*** Excerpted records

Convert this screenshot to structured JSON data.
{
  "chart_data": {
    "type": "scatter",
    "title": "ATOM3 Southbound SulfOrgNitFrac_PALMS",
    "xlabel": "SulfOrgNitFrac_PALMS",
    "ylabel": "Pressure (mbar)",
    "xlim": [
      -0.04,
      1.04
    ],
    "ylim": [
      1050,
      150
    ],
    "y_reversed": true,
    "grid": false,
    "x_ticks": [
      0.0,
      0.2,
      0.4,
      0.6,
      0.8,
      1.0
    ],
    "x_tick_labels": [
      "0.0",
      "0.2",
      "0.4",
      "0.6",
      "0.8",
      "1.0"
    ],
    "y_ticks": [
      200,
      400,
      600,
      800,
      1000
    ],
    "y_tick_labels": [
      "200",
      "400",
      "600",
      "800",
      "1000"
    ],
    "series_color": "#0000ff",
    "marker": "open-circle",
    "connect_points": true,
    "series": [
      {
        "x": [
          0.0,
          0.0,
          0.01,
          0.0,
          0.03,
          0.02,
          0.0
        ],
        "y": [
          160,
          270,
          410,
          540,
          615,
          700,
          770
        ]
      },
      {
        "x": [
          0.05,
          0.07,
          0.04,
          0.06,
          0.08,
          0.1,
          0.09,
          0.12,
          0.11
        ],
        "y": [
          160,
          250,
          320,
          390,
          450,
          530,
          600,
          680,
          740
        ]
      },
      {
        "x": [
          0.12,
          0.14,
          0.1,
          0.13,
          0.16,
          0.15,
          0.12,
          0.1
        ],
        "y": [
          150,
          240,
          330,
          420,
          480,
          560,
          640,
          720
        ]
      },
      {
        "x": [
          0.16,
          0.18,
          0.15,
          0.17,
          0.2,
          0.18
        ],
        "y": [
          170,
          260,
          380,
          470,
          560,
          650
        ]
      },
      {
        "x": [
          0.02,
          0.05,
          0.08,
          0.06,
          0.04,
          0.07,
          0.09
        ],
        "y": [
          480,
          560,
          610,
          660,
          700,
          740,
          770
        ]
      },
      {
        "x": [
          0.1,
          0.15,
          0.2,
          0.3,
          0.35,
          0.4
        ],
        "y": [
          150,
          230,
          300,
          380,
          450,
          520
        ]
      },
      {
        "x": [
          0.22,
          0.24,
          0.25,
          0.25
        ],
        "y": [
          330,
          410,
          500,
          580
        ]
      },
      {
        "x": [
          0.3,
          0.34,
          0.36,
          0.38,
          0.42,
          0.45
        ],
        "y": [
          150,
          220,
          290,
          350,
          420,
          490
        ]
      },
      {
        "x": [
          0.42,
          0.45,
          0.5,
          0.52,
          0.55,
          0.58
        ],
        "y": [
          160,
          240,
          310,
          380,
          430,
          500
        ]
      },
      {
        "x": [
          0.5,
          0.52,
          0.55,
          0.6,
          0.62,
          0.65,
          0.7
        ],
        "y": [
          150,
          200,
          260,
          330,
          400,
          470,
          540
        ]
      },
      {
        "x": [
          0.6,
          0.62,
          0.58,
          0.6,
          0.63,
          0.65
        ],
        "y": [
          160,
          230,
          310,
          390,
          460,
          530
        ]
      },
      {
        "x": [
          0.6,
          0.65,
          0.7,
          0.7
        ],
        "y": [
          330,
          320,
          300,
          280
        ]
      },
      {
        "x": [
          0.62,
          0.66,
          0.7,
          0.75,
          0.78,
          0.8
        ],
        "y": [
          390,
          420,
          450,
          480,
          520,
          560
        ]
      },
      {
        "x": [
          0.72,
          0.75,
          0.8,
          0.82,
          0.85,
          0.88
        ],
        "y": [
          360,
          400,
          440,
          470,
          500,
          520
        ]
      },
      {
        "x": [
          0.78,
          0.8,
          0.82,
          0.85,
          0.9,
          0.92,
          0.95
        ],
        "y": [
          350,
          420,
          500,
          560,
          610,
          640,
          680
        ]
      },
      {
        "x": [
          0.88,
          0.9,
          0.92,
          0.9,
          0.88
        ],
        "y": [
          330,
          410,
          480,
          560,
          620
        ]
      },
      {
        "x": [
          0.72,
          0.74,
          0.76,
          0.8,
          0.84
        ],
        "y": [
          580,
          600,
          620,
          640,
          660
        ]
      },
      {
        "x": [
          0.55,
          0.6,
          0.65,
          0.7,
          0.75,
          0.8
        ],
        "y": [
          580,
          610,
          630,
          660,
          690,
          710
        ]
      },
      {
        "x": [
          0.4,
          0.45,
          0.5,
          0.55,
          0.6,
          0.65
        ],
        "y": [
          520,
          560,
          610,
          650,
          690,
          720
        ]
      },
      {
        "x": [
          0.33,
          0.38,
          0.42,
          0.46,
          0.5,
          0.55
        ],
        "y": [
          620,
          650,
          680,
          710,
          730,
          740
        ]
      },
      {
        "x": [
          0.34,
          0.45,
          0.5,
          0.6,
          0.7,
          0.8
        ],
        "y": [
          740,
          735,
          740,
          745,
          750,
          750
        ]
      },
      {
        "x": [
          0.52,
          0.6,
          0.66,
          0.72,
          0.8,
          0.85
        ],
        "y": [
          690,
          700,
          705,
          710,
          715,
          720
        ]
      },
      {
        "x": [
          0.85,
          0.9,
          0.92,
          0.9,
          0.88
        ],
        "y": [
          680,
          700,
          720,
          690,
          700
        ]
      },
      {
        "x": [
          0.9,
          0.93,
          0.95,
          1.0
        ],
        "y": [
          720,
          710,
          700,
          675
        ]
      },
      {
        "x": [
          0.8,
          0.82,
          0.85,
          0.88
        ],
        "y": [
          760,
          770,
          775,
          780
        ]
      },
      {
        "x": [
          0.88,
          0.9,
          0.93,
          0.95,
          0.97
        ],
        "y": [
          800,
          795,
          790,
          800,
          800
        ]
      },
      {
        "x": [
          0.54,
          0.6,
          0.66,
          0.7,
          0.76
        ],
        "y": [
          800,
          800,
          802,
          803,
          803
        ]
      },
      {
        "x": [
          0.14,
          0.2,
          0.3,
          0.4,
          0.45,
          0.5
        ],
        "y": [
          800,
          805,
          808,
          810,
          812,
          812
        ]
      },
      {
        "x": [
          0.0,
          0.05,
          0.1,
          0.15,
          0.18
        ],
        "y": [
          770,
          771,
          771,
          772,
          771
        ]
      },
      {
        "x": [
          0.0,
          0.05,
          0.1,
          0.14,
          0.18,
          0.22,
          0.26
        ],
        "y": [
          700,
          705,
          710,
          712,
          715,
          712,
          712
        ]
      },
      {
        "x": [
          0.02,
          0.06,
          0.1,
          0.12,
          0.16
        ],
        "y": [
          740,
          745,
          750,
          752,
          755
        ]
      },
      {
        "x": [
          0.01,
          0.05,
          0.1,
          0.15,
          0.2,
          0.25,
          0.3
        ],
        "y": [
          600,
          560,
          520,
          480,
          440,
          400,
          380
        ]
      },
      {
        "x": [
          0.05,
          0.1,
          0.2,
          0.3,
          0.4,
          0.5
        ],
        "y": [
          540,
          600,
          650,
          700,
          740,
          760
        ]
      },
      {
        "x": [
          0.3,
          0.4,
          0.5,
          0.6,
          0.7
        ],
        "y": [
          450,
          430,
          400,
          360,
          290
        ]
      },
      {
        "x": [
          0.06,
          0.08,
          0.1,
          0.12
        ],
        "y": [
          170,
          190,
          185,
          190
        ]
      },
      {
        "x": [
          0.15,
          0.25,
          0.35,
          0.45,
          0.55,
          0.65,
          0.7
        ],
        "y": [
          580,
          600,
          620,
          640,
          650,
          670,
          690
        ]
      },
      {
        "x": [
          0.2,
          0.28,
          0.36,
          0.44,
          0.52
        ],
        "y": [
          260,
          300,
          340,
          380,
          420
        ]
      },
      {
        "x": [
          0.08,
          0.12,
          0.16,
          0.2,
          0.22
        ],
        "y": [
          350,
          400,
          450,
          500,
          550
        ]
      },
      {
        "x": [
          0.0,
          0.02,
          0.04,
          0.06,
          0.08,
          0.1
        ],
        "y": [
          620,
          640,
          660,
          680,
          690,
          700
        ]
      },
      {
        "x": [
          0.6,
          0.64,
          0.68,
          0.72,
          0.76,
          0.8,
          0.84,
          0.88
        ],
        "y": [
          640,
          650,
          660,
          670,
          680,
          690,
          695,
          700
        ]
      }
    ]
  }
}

******

__What needs to be done__: Locate the lines above that hold the word "true". Show every one of them.

__Finished task__:
    "y_reversed": true,
    "connect_points": true,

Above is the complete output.